Dataset entries
┌──

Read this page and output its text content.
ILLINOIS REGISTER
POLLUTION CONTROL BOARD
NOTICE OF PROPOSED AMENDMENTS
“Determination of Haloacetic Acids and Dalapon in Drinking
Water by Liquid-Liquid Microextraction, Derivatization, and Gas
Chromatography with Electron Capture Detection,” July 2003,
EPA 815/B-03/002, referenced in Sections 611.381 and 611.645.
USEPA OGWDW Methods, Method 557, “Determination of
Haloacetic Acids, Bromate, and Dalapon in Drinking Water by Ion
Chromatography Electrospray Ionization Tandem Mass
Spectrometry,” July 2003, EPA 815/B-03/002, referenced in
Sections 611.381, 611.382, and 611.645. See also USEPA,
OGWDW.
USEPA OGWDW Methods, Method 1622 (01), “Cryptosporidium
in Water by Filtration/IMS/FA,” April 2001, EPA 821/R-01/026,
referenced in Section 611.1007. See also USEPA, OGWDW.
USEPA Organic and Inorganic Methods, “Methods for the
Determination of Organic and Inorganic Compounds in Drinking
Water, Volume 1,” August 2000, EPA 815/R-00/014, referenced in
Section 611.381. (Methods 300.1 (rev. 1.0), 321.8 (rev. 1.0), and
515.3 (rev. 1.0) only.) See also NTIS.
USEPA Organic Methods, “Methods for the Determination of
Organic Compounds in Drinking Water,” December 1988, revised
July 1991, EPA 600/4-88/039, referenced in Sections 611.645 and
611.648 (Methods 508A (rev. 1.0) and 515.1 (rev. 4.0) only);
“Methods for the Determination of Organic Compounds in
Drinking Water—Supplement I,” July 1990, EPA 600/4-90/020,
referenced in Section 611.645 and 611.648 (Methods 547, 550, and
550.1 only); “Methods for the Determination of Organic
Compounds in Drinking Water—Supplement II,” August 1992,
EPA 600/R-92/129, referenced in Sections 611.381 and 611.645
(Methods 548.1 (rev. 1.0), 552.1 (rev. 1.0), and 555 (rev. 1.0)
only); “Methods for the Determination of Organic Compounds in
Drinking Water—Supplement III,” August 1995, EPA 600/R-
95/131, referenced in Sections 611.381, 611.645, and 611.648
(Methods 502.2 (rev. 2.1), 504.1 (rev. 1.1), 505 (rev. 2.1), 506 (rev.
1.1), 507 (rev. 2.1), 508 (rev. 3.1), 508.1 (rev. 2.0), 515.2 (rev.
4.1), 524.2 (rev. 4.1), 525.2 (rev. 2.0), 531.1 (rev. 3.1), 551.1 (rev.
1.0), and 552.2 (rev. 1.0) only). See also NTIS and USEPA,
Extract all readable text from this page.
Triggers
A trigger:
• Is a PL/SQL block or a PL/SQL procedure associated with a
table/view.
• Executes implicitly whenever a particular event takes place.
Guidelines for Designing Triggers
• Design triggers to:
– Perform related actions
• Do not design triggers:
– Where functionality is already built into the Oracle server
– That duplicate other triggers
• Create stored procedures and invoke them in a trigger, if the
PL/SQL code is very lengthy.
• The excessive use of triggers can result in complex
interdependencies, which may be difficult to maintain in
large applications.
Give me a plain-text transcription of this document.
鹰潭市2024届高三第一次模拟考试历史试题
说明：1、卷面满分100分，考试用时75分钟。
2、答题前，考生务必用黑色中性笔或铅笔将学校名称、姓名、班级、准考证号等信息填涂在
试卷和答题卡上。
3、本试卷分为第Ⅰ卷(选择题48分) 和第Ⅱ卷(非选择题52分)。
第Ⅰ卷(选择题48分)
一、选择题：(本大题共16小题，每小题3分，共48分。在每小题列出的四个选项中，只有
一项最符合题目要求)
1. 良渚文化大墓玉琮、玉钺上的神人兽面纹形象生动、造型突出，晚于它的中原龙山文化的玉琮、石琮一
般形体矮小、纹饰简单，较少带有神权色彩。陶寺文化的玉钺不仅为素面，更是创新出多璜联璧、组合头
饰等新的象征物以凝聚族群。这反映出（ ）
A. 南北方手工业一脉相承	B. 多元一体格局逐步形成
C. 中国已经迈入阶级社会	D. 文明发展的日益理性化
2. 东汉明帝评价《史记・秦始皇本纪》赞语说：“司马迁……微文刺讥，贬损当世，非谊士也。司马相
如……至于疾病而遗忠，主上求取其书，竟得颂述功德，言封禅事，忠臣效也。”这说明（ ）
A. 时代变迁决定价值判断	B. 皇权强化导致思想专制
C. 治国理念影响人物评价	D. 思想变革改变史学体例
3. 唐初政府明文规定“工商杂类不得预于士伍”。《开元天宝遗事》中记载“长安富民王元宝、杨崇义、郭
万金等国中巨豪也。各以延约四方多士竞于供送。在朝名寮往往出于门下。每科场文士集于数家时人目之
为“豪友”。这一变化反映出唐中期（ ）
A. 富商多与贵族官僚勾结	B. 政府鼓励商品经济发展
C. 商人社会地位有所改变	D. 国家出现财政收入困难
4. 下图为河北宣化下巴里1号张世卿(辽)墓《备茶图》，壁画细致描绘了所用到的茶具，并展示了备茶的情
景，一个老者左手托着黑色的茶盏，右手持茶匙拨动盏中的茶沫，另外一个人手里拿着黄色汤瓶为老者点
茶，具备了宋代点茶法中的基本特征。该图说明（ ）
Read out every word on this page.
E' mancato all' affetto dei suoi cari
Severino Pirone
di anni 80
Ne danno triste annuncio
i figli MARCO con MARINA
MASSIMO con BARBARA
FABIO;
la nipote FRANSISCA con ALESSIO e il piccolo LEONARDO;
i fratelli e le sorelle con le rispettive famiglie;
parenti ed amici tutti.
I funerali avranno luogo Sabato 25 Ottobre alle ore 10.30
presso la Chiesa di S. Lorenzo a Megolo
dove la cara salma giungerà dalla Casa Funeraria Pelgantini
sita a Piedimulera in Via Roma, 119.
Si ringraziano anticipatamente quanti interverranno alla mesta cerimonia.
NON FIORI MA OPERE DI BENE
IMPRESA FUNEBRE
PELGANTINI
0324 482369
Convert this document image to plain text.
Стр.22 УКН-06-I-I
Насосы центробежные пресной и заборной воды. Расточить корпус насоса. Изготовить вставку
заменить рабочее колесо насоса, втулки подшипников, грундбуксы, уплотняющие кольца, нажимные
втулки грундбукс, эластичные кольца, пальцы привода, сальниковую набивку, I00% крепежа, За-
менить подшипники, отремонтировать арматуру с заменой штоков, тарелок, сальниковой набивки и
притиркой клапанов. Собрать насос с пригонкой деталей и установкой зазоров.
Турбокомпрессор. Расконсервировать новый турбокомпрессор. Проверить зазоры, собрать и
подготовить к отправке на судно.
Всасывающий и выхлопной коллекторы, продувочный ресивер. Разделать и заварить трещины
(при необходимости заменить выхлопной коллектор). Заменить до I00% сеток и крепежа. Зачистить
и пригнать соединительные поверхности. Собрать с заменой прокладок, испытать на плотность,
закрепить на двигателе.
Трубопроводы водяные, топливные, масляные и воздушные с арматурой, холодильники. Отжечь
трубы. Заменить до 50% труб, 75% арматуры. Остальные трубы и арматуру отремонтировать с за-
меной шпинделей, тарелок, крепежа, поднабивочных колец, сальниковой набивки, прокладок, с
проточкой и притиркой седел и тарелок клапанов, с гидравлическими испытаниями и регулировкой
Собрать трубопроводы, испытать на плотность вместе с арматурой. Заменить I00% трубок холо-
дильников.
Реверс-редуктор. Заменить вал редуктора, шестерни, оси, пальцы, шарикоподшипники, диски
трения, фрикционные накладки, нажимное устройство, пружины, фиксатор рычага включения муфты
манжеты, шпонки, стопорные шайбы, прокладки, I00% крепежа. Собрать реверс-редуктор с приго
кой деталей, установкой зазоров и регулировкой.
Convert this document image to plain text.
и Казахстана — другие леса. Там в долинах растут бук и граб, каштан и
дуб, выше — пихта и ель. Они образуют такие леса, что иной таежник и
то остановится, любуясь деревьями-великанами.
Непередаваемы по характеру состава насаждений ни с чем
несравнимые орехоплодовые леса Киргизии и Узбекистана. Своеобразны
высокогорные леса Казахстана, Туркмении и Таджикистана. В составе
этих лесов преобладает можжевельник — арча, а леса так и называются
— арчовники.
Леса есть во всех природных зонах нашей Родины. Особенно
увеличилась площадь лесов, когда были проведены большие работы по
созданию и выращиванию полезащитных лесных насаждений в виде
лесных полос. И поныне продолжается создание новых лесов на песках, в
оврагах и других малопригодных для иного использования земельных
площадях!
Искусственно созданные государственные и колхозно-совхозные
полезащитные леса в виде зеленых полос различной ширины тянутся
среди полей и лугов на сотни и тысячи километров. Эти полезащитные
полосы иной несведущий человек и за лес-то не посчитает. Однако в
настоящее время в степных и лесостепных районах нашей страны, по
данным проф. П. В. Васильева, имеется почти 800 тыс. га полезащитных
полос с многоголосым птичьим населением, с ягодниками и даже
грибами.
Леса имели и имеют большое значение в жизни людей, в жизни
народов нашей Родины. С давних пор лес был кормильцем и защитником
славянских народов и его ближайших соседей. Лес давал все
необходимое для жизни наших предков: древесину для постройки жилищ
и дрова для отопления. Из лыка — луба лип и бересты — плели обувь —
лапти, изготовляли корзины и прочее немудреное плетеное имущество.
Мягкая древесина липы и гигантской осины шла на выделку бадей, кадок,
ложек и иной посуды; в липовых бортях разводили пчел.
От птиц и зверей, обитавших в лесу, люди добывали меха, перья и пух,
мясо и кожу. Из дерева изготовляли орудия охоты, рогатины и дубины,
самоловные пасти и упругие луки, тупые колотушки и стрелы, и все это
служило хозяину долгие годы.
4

└──

[PROMPT]
Which lines in the data above contain "полезащитные"? Show each one.

[TASK ANSWER]
полезащитные леса в виде зеленых полос различной ширины тянутся
среди полей и лугов на сотни и тысячи километров. Эти полезащитные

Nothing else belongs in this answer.